*** Supplied data ***

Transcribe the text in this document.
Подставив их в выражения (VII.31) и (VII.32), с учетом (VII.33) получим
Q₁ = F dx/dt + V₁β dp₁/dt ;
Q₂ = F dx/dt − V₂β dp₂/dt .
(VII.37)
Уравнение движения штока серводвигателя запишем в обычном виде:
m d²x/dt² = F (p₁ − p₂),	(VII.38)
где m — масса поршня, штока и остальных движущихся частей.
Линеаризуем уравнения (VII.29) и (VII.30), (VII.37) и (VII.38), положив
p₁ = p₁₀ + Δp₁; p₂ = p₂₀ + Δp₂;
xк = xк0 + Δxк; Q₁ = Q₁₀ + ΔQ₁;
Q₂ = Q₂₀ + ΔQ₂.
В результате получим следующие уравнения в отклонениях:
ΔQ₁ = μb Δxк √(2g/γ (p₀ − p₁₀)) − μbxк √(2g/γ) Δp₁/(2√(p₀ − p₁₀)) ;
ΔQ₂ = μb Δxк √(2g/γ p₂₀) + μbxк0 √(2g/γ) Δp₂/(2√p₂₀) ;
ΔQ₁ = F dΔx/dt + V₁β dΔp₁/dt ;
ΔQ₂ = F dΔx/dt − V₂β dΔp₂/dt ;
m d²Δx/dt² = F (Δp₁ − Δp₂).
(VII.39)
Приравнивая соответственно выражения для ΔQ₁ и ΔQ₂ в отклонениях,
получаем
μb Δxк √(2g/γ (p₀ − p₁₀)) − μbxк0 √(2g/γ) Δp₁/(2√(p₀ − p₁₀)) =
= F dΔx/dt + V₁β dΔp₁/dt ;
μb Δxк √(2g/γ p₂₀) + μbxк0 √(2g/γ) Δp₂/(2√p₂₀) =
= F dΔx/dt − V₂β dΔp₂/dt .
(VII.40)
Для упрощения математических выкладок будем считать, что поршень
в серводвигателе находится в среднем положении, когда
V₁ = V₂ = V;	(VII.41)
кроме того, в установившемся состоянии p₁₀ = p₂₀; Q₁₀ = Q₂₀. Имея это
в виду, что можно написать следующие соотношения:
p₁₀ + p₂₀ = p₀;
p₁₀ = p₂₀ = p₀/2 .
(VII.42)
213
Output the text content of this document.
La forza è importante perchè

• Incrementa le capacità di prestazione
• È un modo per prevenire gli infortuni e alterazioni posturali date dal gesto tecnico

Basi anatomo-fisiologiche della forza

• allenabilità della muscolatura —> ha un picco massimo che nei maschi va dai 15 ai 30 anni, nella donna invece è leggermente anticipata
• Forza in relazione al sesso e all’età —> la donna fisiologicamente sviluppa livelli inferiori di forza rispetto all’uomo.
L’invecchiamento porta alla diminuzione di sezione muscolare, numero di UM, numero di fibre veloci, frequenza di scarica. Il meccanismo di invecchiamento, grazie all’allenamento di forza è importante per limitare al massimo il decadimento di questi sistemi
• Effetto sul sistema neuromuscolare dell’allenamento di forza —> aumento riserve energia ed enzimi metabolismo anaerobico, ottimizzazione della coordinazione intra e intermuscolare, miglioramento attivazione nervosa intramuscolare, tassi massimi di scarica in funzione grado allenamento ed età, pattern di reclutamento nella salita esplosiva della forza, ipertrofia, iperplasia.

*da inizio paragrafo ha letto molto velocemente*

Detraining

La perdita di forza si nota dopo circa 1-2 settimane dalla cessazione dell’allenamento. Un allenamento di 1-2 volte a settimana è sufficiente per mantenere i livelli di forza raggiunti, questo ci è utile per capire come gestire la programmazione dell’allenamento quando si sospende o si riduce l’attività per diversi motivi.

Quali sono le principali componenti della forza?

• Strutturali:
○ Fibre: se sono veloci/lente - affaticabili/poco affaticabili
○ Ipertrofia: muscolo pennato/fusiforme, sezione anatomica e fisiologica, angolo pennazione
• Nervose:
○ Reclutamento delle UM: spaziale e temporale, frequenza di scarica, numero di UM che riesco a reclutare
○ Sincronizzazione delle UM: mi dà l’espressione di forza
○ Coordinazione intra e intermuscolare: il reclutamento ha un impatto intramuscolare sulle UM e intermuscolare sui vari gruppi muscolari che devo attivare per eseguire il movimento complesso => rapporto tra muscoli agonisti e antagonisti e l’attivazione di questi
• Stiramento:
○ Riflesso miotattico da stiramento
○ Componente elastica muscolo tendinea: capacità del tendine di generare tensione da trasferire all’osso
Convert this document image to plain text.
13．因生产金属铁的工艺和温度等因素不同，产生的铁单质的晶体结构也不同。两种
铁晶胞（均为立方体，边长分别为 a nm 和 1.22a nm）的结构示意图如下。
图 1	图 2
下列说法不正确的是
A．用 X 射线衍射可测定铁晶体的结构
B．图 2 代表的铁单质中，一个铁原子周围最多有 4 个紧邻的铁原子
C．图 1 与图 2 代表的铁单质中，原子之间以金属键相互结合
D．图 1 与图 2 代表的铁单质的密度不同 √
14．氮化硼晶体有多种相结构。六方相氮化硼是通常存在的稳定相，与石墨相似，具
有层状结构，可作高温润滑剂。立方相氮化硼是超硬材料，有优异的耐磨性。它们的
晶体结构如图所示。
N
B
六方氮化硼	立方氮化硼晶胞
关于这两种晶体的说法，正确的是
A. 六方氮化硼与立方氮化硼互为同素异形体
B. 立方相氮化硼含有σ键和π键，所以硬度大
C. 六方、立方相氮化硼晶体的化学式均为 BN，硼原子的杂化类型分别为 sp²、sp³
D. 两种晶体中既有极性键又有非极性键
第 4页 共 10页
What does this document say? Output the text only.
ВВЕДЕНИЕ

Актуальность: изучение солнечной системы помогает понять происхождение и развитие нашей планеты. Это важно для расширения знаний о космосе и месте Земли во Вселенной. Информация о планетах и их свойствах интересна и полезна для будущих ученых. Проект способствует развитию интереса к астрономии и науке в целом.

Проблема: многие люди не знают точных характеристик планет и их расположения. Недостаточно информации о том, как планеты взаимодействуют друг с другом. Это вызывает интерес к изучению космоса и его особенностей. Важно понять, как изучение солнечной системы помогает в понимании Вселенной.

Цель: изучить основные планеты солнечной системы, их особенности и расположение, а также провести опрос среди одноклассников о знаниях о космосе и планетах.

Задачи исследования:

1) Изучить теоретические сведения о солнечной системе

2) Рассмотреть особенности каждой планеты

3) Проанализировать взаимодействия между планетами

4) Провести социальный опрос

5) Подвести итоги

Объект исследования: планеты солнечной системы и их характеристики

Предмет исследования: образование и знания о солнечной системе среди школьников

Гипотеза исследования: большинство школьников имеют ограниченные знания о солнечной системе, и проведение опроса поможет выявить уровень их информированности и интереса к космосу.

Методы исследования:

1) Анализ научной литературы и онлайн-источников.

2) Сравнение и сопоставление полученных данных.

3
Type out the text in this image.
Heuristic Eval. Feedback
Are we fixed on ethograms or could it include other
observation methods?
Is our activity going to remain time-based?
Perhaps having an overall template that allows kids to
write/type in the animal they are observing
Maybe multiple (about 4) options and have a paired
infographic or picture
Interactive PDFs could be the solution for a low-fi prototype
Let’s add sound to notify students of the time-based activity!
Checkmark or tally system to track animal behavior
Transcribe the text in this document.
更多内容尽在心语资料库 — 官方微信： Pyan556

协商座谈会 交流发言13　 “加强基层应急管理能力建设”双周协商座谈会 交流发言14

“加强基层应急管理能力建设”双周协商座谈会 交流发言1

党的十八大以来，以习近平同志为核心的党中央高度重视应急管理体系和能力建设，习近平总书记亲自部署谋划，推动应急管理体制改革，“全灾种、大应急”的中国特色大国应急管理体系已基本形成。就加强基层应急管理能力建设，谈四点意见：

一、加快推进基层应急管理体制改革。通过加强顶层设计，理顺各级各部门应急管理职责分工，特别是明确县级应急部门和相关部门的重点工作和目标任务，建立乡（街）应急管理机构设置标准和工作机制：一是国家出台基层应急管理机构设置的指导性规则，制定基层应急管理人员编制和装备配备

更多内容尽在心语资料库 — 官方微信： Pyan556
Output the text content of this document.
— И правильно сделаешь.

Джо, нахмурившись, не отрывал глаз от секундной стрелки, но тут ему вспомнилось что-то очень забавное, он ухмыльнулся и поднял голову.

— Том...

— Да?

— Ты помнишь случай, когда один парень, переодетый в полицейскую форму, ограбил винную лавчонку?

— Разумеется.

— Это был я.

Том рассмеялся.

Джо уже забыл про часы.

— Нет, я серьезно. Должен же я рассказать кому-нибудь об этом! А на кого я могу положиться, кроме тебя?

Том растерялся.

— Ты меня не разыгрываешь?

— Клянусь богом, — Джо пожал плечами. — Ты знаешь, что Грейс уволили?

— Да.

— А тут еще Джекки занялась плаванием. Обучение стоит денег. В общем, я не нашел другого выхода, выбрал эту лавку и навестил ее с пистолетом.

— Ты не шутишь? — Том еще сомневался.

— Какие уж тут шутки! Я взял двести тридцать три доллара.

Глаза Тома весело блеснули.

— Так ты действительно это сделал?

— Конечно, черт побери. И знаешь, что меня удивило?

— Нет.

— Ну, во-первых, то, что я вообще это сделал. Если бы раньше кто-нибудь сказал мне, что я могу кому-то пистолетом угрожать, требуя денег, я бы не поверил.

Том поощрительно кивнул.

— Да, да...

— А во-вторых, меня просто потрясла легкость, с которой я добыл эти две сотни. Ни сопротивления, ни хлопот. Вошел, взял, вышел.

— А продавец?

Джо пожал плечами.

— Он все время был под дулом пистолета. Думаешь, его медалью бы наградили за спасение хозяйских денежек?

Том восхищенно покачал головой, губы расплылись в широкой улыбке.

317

***

**Problem statement**
Copy all lines from the entries that contain the word "следующие".

**Response**
В результате получим следующие уравнения в отклонениях:
в виду, что можно написать следующие соотношения:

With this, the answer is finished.